Problem: Beginning with the line where "Enumerate this screenshot's" appears, retype every remaining line of the data below, both the first and last included.

Figure record listings:
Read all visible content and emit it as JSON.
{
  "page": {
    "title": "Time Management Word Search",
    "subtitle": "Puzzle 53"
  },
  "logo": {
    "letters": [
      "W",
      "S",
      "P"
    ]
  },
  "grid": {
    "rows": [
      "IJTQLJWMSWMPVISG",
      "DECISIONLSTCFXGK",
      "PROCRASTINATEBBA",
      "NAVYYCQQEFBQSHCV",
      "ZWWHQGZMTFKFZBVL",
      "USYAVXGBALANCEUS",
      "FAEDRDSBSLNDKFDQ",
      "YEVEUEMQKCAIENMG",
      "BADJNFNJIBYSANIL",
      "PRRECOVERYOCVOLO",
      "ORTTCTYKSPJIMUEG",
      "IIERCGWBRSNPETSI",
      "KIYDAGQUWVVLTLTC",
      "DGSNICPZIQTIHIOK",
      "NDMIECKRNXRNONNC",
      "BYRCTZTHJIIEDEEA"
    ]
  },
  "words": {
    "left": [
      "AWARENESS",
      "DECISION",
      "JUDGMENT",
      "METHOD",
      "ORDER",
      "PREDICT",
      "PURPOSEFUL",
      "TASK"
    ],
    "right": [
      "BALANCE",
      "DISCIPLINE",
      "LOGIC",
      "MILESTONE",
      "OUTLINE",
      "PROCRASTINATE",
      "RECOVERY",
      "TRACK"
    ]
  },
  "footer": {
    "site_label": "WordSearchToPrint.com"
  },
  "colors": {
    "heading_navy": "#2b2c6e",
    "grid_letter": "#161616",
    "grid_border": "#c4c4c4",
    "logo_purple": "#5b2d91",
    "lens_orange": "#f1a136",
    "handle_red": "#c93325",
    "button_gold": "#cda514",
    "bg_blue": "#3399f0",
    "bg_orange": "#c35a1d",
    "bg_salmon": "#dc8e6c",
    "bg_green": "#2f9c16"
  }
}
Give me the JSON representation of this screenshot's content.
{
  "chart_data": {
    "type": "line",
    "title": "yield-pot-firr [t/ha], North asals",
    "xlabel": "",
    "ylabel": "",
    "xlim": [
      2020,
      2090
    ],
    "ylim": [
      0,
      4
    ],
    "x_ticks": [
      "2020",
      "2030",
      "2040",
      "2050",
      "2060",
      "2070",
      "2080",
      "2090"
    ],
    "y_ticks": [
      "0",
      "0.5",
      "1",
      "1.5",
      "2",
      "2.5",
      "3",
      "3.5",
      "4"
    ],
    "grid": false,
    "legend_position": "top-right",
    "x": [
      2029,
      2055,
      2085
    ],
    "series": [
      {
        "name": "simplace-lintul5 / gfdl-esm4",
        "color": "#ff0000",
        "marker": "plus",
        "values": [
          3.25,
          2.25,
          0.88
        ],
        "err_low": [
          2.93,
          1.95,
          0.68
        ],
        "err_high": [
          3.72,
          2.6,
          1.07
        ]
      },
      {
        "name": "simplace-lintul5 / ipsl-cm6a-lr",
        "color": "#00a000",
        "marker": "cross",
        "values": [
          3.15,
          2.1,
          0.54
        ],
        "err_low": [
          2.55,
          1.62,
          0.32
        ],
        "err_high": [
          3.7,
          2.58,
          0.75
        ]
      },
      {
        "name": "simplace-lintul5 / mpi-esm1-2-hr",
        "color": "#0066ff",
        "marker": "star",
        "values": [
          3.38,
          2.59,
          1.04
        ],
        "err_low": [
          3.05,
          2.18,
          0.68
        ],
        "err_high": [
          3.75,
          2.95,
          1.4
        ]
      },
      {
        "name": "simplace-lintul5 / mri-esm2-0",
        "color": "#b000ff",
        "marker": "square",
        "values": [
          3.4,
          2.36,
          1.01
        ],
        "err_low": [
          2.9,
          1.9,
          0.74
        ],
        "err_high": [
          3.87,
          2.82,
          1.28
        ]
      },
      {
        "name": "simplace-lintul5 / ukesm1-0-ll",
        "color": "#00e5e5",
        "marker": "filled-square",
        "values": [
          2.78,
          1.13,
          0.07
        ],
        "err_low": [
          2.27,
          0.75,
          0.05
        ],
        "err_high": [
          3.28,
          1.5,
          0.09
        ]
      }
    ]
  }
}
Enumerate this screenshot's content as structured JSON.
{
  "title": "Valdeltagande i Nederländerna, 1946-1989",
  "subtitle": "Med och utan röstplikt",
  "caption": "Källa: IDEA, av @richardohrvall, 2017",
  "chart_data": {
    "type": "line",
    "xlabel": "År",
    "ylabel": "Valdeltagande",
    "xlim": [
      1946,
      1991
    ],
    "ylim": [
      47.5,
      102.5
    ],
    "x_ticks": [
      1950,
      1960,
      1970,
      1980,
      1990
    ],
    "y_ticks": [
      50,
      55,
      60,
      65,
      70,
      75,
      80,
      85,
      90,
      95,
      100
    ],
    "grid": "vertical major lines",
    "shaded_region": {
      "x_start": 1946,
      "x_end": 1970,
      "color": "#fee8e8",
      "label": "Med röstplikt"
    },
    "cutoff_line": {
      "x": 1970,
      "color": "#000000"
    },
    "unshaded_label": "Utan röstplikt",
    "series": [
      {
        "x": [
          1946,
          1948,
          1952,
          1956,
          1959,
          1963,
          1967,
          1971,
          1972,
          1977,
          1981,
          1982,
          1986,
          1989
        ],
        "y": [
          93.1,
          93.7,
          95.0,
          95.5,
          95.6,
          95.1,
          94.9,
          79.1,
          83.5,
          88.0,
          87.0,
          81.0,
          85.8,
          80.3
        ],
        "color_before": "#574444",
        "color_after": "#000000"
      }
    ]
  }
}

Response for this exercise:
Enumerate this screenshot's content as structured JSON.
{
  "title": "Valdeltagande i Nederländerna, 1946-1989",
  "subtitle": "Med och utan röstplikt",
  "caption": "Källa: IDEA, av @richardohrvall, 2017",
  "chart_data": {
    "type": "line",
    "xlabel": "År",
    "ylabel": "Valdeltagande",
    "xlim": [
      1946,
      1991
    ],
    "ylim": [
      47.5,
      102.5
    ],
    "x_ticks": [
      1950,
      1960,
      1970,
      1980,
      1990
    ],
    "y_ticks": [
      50,
      55,
      60,
      65,
      70,
      75,
      80,
      85,
      90,
      95,
      100
    ],
    "grid": "vertical major lines",
    "shaded_region": {
      "x_start": 1946,
      "x_end": 1970,
      "color": "#fee8e8",
      "label": "Med röstplikt"
    },
    "cutoff_line": {
      "x": 1970,
      "color": "#000000"
    },
    "unshaded_label": "Utan röstplikt",
    "series": [
      {
        "x": [
          1946,
          1948,
          1952,
          1956,
          1959,
          1963,
          1967,
          1971,
          1972,
          1977,
          1981,
          1982,
          1986,
          1989
        ],
        "y": [
          93.1,
          93.7,
          95.0,
          95.5,
          95.6,
          95.1,
          94.9,
          79.1,
          83.5,
          88.0,
          87.0,
          81.0,
          85.8,
          80.3
        ],
        "color_before": "#574444",
        "color_after": "#000000"
      }
    ]
  }
}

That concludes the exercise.